-- START --

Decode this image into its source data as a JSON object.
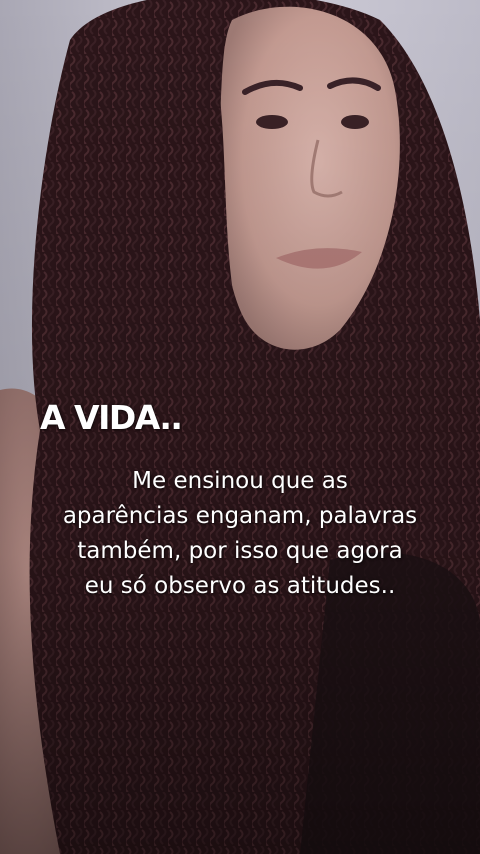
{
  "overlay": {
    "title": "A VIDA..",
    "caption_lines": [
      "Me ensinou que as",
      "aparências enganam, palavras",
      "também, por isso que agora",
      "eu só observo as atitudes.."
    ]
  },
  "colors": {
    "text": "#ffffff",
    "wall": "#c9c7d2",
    "hair": "#2a1518",
    "skin": "#c9a39a"
  }
}
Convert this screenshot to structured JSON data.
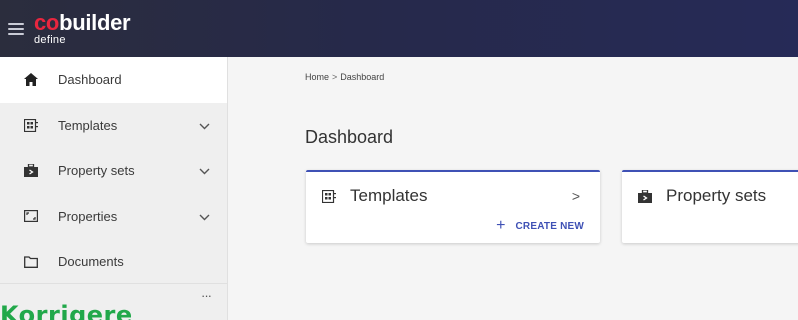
{
  "app": {
    "logo_co": "co",
    "logo_rest": "builder",
    "logo_sub": "define"
  },
  "sidebar": {
    "items": [
      {
        "label": "Dashboard",
        "icon": "home-icon",
        "active": true
      },
      {
        "label": "Templates",
        "icon": "templates-icon",
        "expandable": true
      },
      {
        "label": "Property sets",
        "icon": "property-sets-icon",
        "expandable": true
      },
      {
        "label": "Properties",
        "icon": "properties-icon",
        "expandable": true
      },
      {
        "label": "Documents",
        "icon": "folder-icon"
      }
    ],
    "overlay_text": "Korrigere",
    "more_label": "···"
  },
  "breadcrumb": {
    "home": "Home",
    "separator": ">",
    "current": "Dashboard"
  },
  "main": {
    "title": "Dashboard",
    "cards": [
      {
        "title": "Templates",
        "arrow": ">",
        "create_new": "CREATE NEW",
        "create_plus": "+"
      },
      {
        "title": "Property sets"
      }
    ]
  },
  "colors": {
    "accent": "#3f51b5",
    "brand_red": "#e8263f",
    "overlay_green": "#21a84a"
  }
}
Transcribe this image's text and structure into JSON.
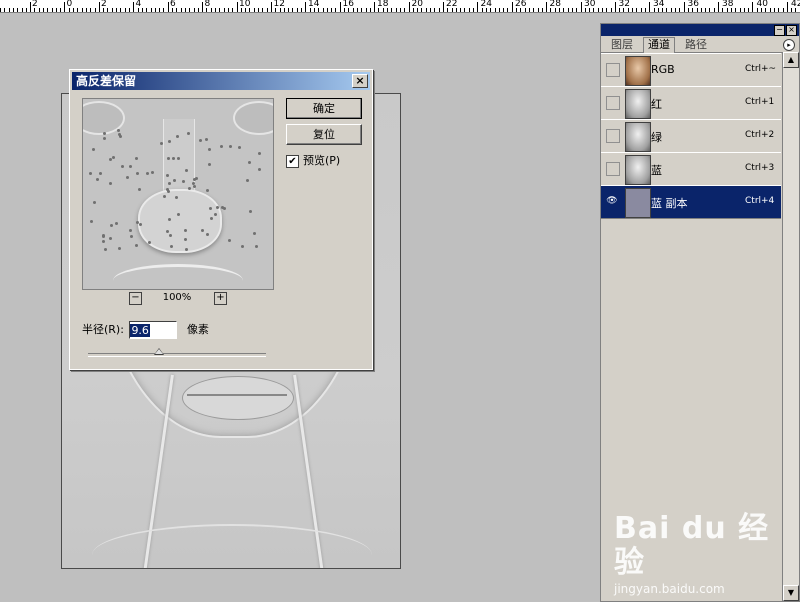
{
  "ruler": {
    "labels": [
      "2",
      "0",
      "2",
      "4",
      "6",
      "8",
      "10",
      "12",
      "14",
      "16",
      "18",
      "20",
      "22",
      "24",
      "26",
      "28",
      "30",
      "32",
      "34",
      "36",
      "38",
      "40",
      "42"
    ]
  },
  "dialog": {
    "title": "高反差保留",
    "close_label": "×",
    "ok_label": "确定",
    "reset_label": "复位",
    "preview_label": "预览(P)",
    "preview_checked": "✔",
    "zoom_minus": "−",
    "zoom_plus": "+",
    "zoom_value": "100%",
    "radius_label": "半径(R):",
    "radius_value": "9.6",
    "radius_unit": "像素",
    "slider_position": 0.4
  },
  "panel": {
    "tabs": [
      "图层",
      "通道",
      "路径"
    ],
    "active_tab": "通道",
    "menu_icon": "▸",
    "min_icon": "−",
    "close_icon": "×",
    "channels": [
      {
        "name": "RGB",
        "shortcut": "Ctrl+~",
        "visible": false,
        "selected": false,
        "thumb": "rgb"
      },
      {
        "name": "红",
        "shortcut": "Ctrl+1",
        "visible": false,
        "selected": false,
        "thumb": "gray"
      },
      {
        "name": "绿",
        "shortcut": "Ctrl+2",
        "visible": false,
        "selected": false,
        "thumb": "gray"
      },
      {
        "name": "蓝",
        "shortcut": "Ctrl+3",
        "visible": false,
        "selected": false,
        "thumb": "gray"
      },
      {
        "name": "蓝 副本",
        "shortcut": "Ctrl+4",
        "visible": true,
        "selected": true,
        "thumb": "flat"
      }
    ],
    "eye_icon": "👁",
    "scroll_up": "▲",
    "scroll_down": "▼"
  },
  "watermark": {
    "logo": "Bai du 经验",
    "url": "jingyan.baidu.com"
  }
}
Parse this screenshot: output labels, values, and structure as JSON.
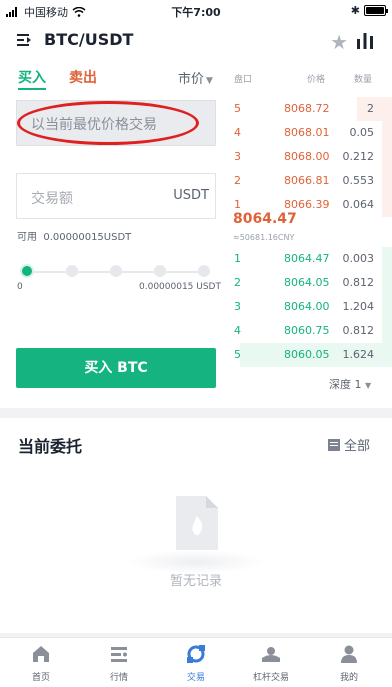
{
  "status_bar": {
    "carrier": "中国移动",
    "time": "下午7:00"
  },
  "header": {
    "pair": "BTC/USDT",
    "favorite_icon": "star-icon",
    "chart_icon": "bar-chart-icon"
  },
  "trade": {
    "tab_buy": "买入",
    "tab_sell": "卖出",
    "order_type": "市价",
    "price_placeholder": "以当前最优价格交易",
    "amount_placeholder": "交易额",
    "amount_unit": "USDT",
    "available_label": "可用",
    "available_value": "0.00000015USDT",
    "slider_min": "0",
    "slider_max": "0.00000015 USDT",
    "slider_level": 0,
    "buy_button": "买入 BTC"
  },
  "orderbook": {
    "headers": {
      "col1": "盘口",
      "col2": "价格",
      "col3": "数量"
    },
    "asks": [
      {
        "idx": "5",
        "price": "8068.72",
        "qty": "2",
        "depth": 0.22
      },
      {
        "idx": "4",
        "price": "8068.01",
        "qty": "0.05",
        "depth": 0.06
      },
      {
        "idx": "3",
        "price": "8068.00",
        "qty": "0.212",
        "depth": 0.06
      },
      {
        "idx": "2",
        "price": "8066.81",
        "qty": "0.553",
        "depth": 0.06
      },
      {
        "idx": "1",
        "price": "8066.39",
        "qty": "0.064",
        "depth": 0.06
      }
    ],
    "last_price": "8064.47",
    "last_price_cny": "≈50681.16CNY",
    "bids": [
      {
        "idx": "1",
        "price": "8064.47",
        "qty": "0.003",
        "depth": 0.06
      },
      {
        "idx": "2",
        "price": "8064.05",
        "qty": "0.812",
        "depth": 0.06
      },
      {
        "idx": "3",
        "price": "8064.00",
        "qty": "1.204",
        "depth": 0.06
      },
      {
        "idx": "4",
        "price": "8060.75",
        "qty": "0.812",
        "depth": 0.06
      },
      {
        "idx": "5",
        "price": "8060.05",
        "qty": "1.624",
        "depth": 0.95
      }
    ],
    "depth_select": "深度 1"
  },
  "orders": {
    "title": "当前委托",
    "all_label": "全部",
    "empty_text": "暂无记录"
  },
  "tabbar": [
    {
      "label": "首页",
      "icon": "home-icon"
    },
    {
      "label": "行情",
      "icon": "market-icon"
    },
    {
      "label": "交易",
      "icon": "trade-icon",
      "active": true
    },
    {
      "label": "杠杆交易",
      "icon": "margin-icon"
    },
    {
      "label": "我的",
      "icon": "profile-icon"
    }
  ],
  "colors": {
    "buy": "#15b37f",
    "sell": "#e06238",
    "annotation": "#e02020",
    "active_tab": "#3a7bd5"
  }
}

-- END --

◆ Written request
Find the lines above that contain the word "shortcut" and collect them.

◆ Worked solution
        "shortcut": "Ctrl+~",
        "shortcut": "Ctrl+1",
        "shortcut": "Ctrl+2",
        "shortcut": "Ctrl+3",
        "shortcut": "Ctrl+4",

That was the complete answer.